++++ Data records ++++
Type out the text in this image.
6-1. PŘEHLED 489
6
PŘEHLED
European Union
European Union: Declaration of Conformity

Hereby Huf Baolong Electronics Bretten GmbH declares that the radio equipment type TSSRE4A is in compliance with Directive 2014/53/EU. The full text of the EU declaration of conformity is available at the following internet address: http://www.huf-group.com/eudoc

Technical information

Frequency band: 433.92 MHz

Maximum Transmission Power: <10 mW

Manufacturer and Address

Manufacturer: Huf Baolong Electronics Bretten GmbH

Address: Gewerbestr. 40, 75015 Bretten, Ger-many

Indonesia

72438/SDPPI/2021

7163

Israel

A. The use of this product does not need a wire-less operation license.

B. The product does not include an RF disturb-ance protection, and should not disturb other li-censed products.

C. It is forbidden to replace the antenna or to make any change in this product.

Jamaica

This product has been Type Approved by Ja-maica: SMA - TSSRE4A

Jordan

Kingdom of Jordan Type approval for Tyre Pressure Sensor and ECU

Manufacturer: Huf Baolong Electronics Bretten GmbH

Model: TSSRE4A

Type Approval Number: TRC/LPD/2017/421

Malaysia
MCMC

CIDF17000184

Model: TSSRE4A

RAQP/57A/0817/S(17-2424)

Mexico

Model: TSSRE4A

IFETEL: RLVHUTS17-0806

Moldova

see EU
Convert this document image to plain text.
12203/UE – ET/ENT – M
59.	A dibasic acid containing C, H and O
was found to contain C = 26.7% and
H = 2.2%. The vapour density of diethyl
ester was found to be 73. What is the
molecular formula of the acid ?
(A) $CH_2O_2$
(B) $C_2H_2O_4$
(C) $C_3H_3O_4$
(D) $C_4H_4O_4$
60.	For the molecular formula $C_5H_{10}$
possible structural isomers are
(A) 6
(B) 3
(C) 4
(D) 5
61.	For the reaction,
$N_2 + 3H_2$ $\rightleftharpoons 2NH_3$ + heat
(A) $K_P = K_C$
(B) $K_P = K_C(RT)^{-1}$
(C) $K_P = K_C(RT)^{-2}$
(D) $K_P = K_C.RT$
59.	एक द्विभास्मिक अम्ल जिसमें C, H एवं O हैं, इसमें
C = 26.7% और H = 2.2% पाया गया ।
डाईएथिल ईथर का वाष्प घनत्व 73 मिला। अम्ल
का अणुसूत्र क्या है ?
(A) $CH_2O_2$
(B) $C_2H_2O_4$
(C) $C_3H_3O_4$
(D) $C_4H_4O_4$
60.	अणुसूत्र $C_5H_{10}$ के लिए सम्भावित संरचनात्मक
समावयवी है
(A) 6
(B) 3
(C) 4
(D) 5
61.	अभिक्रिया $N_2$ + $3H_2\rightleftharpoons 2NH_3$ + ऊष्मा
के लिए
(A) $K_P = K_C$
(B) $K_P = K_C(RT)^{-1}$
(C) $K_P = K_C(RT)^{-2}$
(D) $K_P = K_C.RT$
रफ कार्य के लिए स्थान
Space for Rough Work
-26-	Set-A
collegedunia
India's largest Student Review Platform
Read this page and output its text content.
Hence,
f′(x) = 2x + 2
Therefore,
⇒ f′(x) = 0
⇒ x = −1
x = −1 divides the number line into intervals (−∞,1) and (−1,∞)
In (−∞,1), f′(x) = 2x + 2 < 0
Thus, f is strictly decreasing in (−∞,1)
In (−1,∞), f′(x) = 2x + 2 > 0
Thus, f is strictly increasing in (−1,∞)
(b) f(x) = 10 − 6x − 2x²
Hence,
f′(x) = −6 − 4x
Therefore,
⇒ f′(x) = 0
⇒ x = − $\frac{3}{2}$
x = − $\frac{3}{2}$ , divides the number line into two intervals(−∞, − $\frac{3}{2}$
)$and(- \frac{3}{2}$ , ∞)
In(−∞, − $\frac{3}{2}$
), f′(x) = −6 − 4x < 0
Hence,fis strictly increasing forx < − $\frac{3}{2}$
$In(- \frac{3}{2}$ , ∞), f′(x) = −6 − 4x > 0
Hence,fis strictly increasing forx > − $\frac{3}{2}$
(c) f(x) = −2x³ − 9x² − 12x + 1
++++
== To do ==
What is the number of lines in these records that contain "Jordan"? Reply with the number only.

== Solution for this exercise ==
2